Saved data entries:
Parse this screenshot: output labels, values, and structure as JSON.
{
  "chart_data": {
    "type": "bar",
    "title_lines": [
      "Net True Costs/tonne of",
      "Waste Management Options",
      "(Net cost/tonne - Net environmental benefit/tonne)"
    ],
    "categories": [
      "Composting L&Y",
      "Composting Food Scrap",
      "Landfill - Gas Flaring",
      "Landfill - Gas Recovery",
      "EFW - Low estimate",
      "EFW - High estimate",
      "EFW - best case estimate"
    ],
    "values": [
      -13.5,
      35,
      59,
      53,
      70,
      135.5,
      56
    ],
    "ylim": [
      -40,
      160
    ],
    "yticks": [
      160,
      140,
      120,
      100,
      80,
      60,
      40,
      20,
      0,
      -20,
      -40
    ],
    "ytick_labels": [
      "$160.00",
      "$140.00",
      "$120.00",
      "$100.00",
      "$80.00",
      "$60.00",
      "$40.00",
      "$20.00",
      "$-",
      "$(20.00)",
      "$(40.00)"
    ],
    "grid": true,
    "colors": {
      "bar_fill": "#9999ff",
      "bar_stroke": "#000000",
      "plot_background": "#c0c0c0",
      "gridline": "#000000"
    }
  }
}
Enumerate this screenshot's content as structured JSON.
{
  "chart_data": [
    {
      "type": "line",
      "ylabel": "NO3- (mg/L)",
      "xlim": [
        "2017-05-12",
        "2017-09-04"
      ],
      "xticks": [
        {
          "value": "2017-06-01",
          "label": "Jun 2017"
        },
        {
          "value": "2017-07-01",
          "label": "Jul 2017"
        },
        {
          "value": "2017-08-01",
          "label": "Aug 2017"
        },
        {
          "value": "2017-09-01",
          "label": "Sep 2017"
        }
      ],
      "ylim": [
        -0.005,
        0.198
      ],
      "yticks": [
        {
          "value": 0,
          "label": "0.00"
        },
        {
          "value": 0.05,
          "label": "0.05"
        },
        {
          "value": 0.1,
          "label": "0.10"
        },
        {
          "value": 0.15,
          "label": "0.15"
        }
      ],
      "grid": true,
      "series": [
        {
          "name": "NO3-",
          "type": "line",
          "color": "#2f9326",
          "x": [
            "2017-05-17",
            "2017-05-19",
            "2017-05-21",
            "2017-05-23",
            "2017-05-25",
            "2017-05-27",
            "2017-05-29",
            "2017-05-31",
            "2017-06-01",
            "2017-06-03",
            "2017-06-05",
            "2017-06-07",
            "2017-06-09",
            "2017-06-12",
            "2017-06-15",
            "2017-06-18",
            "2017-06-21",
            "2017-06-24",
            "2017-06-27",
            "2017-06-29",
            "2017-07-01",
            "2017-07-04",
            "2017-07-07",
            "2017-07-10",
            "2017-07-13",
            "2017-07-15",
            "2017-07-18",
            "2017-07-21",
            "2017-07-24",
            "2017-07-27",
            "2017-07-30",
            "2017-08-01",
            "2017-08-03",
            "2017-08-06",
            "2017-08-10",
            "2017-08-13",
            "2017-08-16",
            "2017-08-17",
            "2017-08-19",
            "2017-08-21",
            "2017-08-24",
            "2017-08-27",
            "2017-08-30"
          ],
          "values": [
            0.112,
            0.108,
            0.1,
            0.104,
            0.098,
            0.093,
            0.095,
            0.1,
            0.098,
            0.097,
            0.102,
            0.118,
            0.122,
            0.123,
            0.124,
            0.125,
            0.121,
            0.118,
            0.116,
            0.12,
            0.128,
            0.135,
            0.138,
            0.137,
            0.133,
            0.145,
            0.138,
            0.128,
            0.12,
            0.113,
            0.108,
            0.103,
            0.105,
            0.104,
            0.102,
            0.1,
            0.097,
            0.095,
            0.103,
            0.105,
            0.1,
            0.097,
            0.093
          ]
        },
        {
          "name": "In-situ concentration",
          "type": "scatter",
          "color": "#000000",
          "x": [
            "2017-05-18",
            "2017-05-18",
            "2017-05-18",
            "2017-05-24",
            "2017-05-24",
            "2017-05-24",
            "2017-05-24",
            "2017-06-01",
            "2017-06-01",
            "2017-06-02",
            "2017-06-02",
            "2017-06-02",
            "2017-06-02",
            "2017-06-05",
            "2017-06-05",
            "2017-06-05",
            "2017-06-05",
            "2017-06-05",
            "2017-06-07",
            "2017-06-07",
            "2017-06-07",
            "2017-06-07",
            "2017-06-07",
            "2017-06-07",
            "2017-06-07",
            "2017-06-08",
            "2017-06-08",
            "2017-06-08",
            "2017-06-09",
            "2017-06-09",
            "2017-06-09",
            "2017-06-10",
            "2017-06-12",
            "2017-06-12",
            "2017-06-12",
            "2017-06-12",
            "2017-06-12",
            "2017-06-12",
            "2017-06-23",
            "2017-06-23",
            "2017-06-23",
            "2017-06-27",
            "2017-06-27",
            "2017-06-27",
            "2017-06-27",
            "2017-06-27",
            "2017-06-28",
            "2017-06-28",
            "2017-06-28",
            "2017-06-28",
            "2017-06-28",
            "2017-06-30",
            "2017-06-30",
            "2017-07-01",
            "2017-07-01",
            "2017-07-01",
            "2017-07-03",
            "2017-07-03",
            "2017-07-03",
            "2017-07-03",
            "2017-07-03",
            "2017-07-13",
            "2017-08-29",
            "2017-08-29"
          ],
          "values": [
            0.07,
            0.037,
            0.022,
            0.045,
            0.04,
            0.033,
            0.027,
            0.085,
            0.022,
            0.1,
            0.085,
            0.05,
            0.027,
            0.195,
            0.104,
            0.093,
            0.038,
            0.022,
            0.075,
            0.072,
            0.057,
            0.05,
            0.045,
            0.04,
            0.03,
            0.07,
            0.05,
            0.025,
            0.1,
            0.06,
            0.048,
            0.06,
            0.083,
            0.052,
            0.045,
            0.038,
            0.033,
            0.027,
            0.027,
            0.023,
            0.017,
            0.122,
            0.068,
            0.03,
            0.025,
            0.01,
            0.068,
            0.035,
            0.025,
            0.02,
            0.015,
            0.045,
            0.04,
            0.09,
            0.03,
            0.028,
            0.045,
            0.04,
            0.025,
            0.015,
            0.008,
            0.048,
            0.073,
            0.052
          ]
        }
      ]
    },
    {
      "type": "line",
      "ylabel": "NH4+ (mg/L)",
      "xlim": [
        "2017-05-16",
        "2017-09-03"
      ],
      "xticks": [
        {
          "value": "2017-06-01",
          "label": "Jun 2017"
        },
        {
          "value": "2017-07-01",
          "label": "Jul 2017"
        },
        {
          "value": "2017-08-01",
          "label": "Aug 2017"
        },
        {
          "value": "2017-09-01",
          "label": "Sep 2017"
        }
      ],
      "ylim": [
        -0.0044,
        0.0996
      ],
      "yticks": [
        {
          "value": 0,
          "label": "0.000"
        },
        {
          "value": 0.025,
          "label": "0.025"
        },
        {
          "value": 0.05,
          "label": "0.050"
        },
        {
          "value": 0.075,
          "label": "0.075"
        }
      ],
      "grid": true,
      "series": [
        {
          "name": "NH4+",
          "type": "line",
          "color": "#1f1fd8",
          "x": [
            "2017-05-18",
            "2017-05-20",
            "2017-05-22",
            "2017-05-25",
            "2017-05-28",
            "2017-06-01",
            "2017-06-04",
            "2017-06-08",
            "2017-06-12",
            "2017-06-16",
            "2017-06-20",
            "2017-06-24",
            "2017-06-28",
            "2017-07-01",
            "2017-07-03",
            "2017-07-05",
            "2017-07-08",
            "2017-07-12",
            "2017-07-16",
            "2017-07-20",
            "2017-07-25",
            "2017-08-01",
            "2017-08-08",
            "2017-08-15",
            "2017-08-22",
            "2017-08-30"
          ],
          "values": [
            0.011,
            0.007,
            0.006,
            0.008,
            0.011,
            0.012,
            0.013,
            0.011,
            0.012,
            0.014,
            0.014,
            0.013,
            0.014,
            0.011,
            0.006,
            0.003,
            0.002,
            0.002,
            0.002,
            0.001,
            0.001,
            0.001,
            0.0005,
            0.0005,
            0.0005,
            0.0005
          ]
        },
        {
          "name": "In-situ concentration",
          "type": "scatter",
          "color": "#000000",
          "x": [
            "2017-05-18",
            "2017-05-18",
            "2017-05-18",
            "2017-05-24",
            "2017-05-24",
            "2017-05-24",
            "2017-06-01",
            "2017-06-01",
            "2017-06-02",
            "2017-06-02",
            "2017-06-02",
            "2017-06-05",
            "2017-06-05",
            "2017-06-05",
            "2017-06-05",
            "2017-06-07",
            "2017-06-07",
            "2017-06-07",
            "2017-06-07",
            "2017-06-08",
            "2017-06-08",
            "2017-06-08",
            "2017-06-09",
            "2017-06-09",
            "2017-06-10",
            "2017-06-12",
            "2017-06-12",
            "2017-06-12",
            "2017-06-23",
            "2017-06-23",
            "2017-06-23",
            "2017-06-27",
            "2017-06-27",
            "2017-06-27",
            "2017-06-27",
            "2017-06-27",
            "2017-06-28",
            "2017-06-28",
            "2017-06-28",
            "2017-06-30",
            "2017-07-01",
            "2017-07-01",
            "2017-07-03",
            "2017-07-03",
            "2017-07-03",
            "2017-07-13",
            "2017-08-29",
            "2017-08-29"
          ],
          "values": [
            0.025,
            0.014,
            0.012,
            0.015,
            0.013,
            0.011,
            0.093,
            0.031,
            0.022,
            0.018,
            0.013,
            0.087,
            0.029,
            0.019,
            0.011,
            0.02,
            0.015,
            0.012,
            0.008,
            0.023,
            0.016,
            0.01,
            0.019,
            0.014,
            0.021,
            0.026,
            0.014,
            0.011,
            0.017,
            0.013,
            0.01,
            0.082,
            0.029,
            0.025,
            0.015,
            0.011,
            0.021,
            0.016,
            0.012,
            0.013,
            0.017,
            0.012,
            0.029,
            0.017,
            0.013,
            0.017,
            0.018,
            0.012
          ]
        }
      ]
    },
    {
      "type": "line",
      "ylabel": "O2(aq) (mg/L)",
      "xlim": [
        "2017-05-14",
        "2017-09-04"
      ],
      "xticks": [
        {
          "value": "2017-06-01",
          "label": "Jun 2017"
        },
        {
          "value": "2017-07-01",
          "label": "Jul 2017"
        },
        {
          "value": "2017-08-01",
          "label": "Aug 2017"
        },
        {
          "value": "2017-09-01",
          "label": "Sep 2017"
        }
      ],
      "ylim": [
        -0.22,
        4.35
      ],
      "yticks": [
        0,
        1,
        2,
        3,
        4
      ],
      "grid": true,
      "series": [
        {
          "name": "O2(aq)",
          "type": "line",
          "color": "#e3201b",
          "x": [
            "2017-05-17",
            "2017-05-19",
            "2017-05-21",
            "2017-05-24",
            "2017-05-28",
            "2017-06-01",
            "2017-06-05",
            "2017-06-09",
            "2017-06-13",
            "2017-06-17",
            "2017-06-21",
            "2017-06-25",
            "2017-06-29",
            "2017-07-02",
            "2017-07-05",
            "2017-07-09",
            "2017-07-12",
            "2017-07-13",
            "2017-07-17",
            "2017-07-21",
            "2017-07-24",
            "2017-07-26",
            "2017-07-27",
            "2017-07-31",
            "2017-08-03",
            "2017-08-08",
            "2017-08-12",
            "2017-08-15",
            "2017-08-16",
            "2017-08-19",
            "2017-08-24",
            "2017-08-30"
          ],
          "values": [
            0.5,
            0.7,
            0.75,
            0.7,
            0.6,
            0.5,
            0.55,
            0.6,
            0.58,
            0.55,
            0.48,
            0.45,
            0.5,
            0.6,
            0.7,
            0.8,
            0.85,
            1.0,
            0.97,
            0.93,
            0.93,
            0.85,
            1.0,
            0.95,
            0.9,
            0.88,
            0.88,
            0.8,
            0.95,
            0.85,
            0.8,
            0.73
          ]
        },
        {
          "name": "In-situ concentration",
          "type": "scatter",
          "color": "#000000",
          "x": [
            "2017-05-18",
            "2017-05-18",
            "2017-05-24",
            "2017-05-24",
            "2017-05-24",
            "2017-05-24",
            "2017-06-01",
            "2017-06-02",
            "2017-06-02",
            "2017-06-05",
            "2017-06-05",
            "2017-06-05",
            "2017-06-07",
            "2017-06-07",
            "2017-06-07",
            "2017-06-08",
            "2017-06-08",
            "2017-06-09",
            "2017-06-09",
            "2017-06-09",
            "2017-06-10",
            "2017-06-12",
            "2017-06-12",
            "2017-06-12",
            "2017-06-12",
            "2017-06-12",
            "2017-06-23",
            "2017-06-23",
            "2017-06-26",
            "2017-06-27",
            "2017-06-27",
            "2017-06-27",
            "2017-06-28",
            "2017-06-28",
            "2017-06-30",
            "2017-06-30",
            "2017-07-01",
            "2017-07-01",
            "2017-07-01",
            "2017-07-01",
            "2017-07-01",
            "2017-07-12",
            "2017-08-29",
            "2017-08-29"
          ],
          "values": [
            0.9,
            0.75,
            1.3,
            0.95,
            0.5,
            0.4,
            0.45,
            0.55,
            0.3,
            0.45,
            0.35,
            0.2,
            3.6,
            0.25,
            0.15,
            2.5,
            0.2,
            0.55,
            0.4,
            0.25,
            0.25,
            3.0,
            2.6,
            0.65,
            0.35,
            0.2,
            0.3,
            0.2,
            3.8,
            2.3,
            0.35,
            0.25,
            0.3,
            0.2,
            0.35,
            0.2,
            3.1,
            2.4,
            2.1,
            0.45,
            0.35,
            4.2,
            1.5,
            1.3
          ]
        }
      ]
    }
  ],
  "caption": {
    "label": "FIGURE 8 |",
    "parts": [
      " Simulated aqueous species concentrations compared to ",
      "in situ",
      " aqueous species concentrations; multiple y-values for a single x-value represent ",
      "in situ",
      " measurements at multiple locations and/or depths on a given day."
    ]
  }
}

[Requirement] From the records, copy every line that has the string "Landfill" in it.

[Task result]
      "Landfill - Gas Flaring",
      "Landfill - Gas Recovery",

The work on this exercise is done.